• **Условия задания**
Перепишите все строки материала ниже в точности, без единого изменения. Изображения в ответ не включайте.

[Данные об элементах и областях]
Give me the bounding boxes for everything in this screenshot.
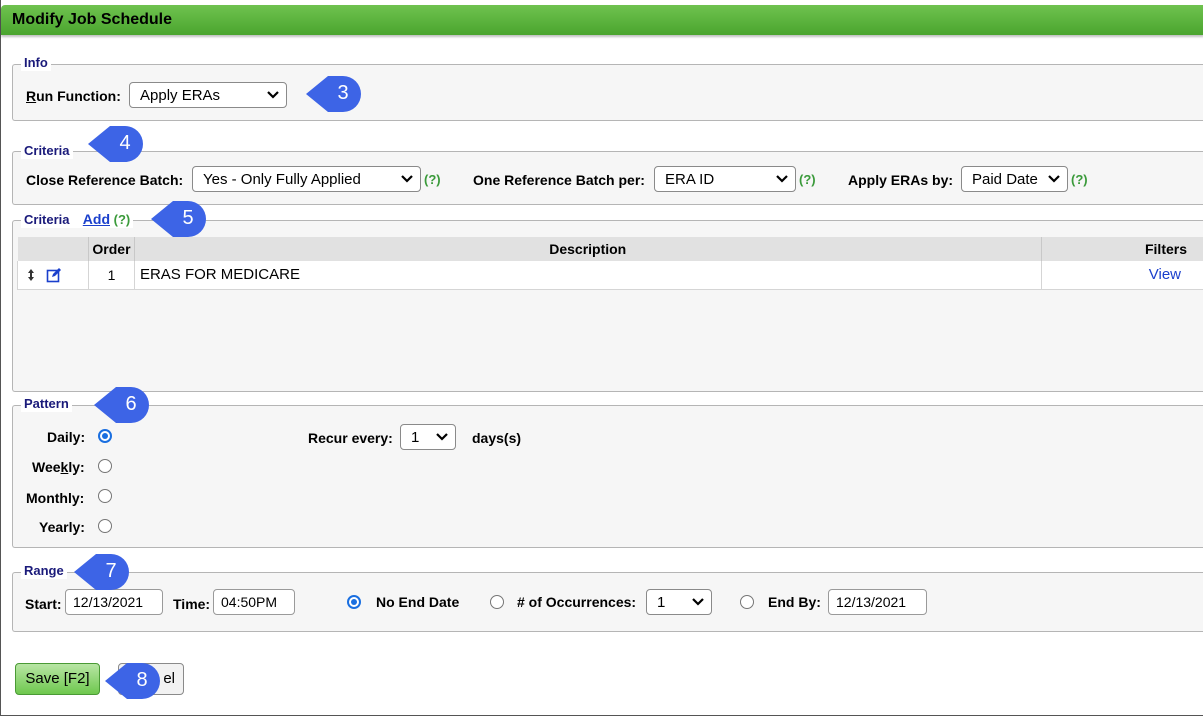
close-reference-help[interactable]: (?) [424, 172, 441, 187]
apply-eras-by-select[interactable]: Paid Date [961, 166, 1068, 192]
criteria-table-header: Order Description Filters [17, 237, 1203, 261]
cancel-button-label: el [163, 670, 175, 687]
range-legend: Range [21, 563, 67, 579]
edit-icon[interactable] [46, 267, 62, 283]
occurrences-select[interactable]: 1 [646, 589, 712, 615]
end-by-radio[interactable] [740, 595, 754, 609]
save-button[interactable]: Save [F2] [15, 663, 100, 695]
callout-6: 6 [94, 386, 150, 424]
monthly-label: Monthly: [26, 490, 85, 506]
column-header-actions [17, 237, 89, 261]
start-label: Start: [25, 596, 62, 612]
criteria-list-legend: Criteria Add (?) [21, 211, 134, 228]
info-legend: Info [21, 55, 51, 71]
daily-radio[interactable] [98, 429, 112, 443]
view-filters-link[interactable]: View [1149, 266, 1181, 283]
row-order-cell: 1 [88, 261, 135, 290]
recur-unit-label: days(s) [472, 430, 522, 446]
criteria-options-section: Criteria Close Reference Batch: Yes - On… [12, 143, 1203, 205]
row-filters-cell: View [1041, 261, 1203, 290]
callout-8: 8 [105, 662, 161, 700]
column-header-order: Order [88, 237, 135, 261]
recur-every-select[interactable]: 1 [400, 424, 456, 450]
add-criteria-link[interactable]: Add [83, 211, 110, 227]
recur-every-label: Recur every: [308, 430, 393, 446]
run-function-label: Run Function: [26, 88, 121, 104]
callout-3: 3 [306, 75, 362, 113]
range-section: Range Start: 12/13/2021 Time: 04:50PM No… [12, 563, 1203, 632]
close-reference-batch-select[interactable]: Yes - Only Fully Applied [192, 166, 421, 192]
criteria-list-legend-text: Criteria [24, 212, 70, 227]
apply-eras-by-label: Apply ERAs by: [848, 172, 954, 188]
drag-handle-icon[interactable] [26, 268, 36, 282]
pattern-section: Pattern Daily: Weekly: Monthly: Yearly: … [12, 396, 1203, 548]
row-actions-cell [17, 261, 89, 290]
page-title: Modify Job Schedule [1, 5, 1203, 35]
chevron-down-icon [692, 598, 704, 606]
weekly-radio[interactable] [98, 459, 112, 473]
occurrences-value: 1 [657, 594, 666, 611]
criteria-list-section: Criteria Add (?) Order Description Filte… [12, 211, 1203, 392]
pattern-legend: Pattern [21, 396, 72, 412]
callout-5: 5 [151, 200, 207, 238]
callout-7: 7 [74, 553, 130, 591]
apply-eras-help[interactable]: (?) [1071, 172, 1088, 187]
run-function-value: Apply ERAs [140, 87, 221, 104]
row-description-cell: ERAS FOR MEDICARE [134, 261, 1042, 290]
close-reference-batch-value: Yes - Only Fully Applied [203, 171, 361, 188]
column-header-description: Description [134, 237, 1042, 261]
time-input[interactable]: 04:50PM [213, 589, 295, 615]
occurrences-label: # of Occurrences: [517, 594, 637, 610]
column-header-filters: Filters [1041, 237, 1203, 261]
run-function-select[interactable]: Apply ERAs [129, 82, 287, 108]
criteria-legend: Criteria [21, 143, 73, 159]
chevron-down-icon [1048, 175, 1060, 183]
add-criteria-help[interactable]: (?) [114, 212, 131, 227]
info-section: Info Run Function: Apply ERAs [12, 55, 1203, 121]
chevron-down-icon [776, 175, 788, 183]
yearly-radio[interactable] [98, 519, 112, 533]
table-row: 1 ERAS FOR MEDICARE View [17, 261, 1203, 290]
time-label: Time: [173, 596, 211, 612]
apply-eras-by-value: Paid Date [972, 171, 1038, 188]
no-end-date-radio[interactable] [347, 595, 361, 609]
close-reference-batch-label: Close Reference Batch: [26, 172, 184, 188]
one-reference-help[interactable]: (?) [799, 172, 816, 187]
callout-4: 4 [88, 125, 144, 163]
chevron-down-icon [267, 91, 279, 99]
chevron-down-icon [401, 175, 413, 183]
end-by-label: End By: [768, 594, 821, 610]
recur-every-value: 1 [411, 429, 420, 446]
criteria-table: Order Description Filters 1 ERAS FOR MED… [17, 237, 1203, 290]
chevron-down-icon [436, 433, 448, 441]
yearly-label: Yearly: [39, 519, 85, 535]
weekly-label: Weekly: [32, 459, 85, 475]
one-reference-batch-label: One Reference Batch per: [473, 172, 645, 188]
monthly-radio[interactable] [98, 489, 112, 503]
occurrences-radio[interactable] [490, 595, 504, 609]
daily-label: Daily: [47, 429, 86, 445]
start-date-input[interactable]: 12/13/2021 [65, 589, 163, 615]
no-end-date-label: No End Date [376, 594, 460, 610]
one-reference-batch-value: ERA ID [665, 171, 715, 188]
end-by-date-input[interactable]: 12/13/2021 [828, 589, 927, 615]
window-frame: Modify Job Schedule Info Run Function: A… [0, 0, 1203, 716]
one-reference-batch-select[interactable]: ERA ID [654, 166, 796, 192]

• **Правильный ответ**
Give me the bounding boxes for everything in this screenshot.
close-reference-help[interactable]: (?) [424, 172, 441, 187]
apply-eras-by-select[interactable]: Paid Date [961, 166, 1068, 192]
criteria-table-header: Order Description Filters [17, 237, 1203, 261]
cancel-button-label: el [163, 670, 175, 687]
range-legend: Range [21, 563, 67, 579]
edit-icon[interactable] [46, 267, 62, 283]
occurrences-select[interactable]: 1 [646, 589, 712, 615]
end-by-radio[interactable] [740, 595, 754, 609]
save-button[interactable]: Save [F2] [15, 663, 100, 695]
callout-6: 6 [94, 386, 150, 424]
monthly-label: Monthly: [26, 490, 85, 506]
column-header-actions [17, 237, 89, 261]
start-label: Start: [25, 596, 62, 612]
criteria-list-legend: Criteria Add (?) [21, 211, 134, 228]
info-legend: Info [21, 55, 51, 71]
daily-radio[interactable] [98, 429, 112, 443]
view-filters-link[interactable]: View [1149, 266, 1181, 283]
row-order-cell: 1 [88, 261, 135, 290]
recur-unit-label: days(s) [472, 430, 522, 446]
criteria-options-section: Criteria Close Reference Batch: Yes - On… [12, 143, 1203, 205]
row-filters-cell: View [1041, 261, 1203, 290]
callout-8: 8 [105, 662, 161, 700]
column-header-order: Order [88, 237, 135, 261]
recur-every-select[interactable]: 1 [400, 424, 456, 450]
add-criteria-link[interactable]: Add [83, 211, 110, 227]
recur-every-label: Recur every: [308, 430, 393, 446]
run-function-label: Run Function: [26, 88, 121, 104]
callout-3: 3 [306, 75, 362, 113]
range-section: Range Start: 12/13/2021 Time: 04:50PM No… [12, 563, 1203, 632]
close-reference-batch-select[interactable]: Yes - Only Fully Applied [192, 166, 421, 192]
criteria-list-legend-text: Criteria [24, 212, 70, 227]
apply-eras-by-label: Apply ERAs by: [848, 172, 954, 188]
drag-handle-icon[interactable] [26, 268, 36, 282]
pattern-section: Pattern Daily: Weekly: Monthly: Yearly: … [12, 396, 1203, 548]
row-actions-cell [17, 261, 89, 290]
page-title: Modify Job Schedule [1, 5, 1203, 35]
chevron-down-icon [692, 598, 704, 606]
weekly-radio[interactable] [98, 459, 112, 473]
occurrences-value: 1 [657, 594, 666, 611]
criteria-list-section: Criteria Add (?) Order Description Filte… [12, 211, 1203, 392]
pattern-legend: Pattern [21, 396, 72, 412]
callout-5: 5 [151, 200, 207, 238]
callout-7: 7 [74, 553, 130, 591]
apply-eras-help[interactable]: (?) [1071, 172, 1088, 187]
run-function-value: Apply ERAs [140, 87, 221, 104]
row-description-cell: ERAS FOR MEDICARE [134, 261, 1042, 290]
close-reference-batch-value: Yes - Only Fully Applied [203, 171, 361, 188]
column-header-description: Description [134, 237, 1042, 261]
time-input[interactable]: 04:50PM [213, 589, 295, 615]
occurrences-label: # of Occurrences: [517, 594, 637, 610]
column-header-filters: Filters [1041, 237, 1203, 261]
run-function-select[interactable]: Apply ERAs [129, 82, 287, 108]
criteria-legend: Criteria [21, 143, 73, 159]
chevron-down-icon [1048, 175, 1060, 183]
add-criteria-help[interactable]: (?) [114, 212, 131, 227]
info-section: Info Run Function: Apply ERAs [12, 55, 1203, 121]
chevron-down-icon [776, 175, 788, 183]
yearly-radio[interactable] [98, 519, 112, 533]
table-row: 1 ERAS FOR MEDICARE View [17, 261, 1203, 290]
time-label: Time: [173, 596, 211, 612]
apply-eras-by-value: Paid Date [972, 171, 1038, 188]
no-end-date-radio[interactable] [347, 595, 361, 609]
close-reference-batch-label: Close Reference Batch: [26, 172, 184, 188]
one-reference-help[interactable]: (?) [799, 172, 816, 187]
callout-4: 4 [88, 125, 144, 163]
chevron-down-icon [267, 91, 279, 99]
chevron-down-icon [401, 175, 413, 183]
end-by-label: End By: [768, 594, 821, 610]
recur-every-value: 1 [411, 429, 420, 446]
criteria-table: Order Description Filters 1 ERAS FOR MED… [17, 237, 1203, 290]
chevron-down-icon [436, 433, 448, 441]
yearly-label: Yearly: [39, 519, 85, 535]
weekly-label: Weekly: [32, 459, 85, 475]
one-reference-batch-label: One Reference Batch per: [473, 172, 645, 188]
monthly-radio[interactable] [98, 489, 112, 503]
occurrences-radio[interactable] [490, 595, 504, 609]
daily-label: Daily: [47, 429, 86, 445]
start-date-input[interactable]: 12/13/2021 [65, 589, 163, 615]
no-end-date-label: No End Date [376, 594, 460, 610]
one-reference-batch-value: ERA ID [665, 171, 715, 188]
end-by-date-input[interactable]: 12/13/2021 [828, 589, 927, 615]
window-frame: Modify Job Schedule Info Run Function: A… [0, 0, 1203, 716]
one-reference-batch-select[interactable]: ERA ID [654, 166, 796, 192]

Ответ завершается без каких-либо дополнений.